◆ Short task ◆
Pull out each line of the records holding the string "colors".

-- Data to process start --

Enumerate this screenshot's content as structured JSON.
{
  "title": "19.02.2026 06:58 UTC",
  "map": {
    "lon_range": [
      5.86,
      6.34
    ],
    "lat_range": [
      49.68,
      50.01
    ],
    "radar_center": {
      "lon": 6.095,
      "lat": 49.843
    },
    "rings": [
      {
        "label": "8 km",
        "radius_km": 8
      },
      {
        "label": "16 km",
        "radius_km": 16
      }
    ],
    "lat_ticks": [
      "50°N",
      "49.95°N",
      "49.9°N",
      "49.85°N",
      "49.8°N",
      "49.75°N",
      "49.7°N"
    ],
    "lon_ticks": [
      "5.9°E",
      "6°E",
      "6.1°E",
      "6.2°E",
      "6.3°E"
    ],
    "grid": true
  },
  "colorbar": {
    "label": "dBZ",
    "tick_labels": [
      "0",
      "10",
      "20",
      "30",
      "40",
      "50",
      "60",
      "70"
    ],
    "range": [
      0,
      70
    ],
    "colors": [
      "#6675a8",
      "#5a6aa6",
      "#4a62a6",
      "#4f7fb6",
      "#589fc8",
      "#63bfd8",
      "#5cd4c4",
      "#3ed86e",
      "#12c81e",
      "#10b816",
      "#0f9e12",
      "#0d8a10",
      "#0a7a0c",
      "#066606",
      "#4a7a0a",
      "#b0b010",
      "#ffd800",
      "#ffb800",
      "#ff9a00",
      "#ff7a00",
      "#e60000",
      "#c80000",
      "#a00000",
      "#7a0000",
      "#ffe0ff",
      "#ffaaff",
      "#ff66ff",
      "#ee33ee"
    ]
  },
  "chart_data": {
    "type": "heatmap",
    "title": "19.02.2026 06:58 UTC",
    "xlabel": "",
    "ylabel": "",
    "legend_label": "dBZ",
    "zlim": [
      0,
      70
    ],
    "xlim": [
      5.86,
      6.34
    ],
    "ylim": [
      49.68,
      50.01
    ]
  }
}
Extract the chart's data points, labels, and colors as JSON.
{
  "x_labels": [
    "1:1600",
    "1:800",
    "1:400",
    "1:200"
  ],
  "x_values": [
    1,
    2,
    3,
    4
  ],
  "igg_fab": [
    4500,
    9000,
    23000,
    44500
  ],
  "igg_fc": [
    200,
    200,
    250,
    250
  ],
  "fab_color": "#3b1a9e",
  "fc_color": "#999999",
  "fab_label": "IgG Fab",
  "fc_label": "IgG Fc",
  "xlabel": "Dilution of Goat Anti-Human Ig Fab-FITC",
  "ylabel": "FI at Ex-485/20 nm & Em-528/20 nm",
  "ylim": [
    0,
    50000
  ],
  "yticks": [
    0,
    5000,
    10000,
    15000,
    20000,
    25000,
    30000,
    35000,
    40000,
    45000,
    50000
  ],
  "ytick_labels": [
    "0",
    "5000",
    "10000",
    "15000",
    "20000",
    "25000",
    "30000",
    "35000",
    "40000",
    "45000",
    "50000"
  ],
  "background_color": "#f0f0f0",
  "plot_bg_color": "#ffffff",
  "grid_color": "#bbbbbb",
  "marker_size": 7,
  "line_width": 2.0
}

-- Data to process end --

◆ The output ◆
    "colors": [
Extract the chart's data points, labels, and colors as JSON.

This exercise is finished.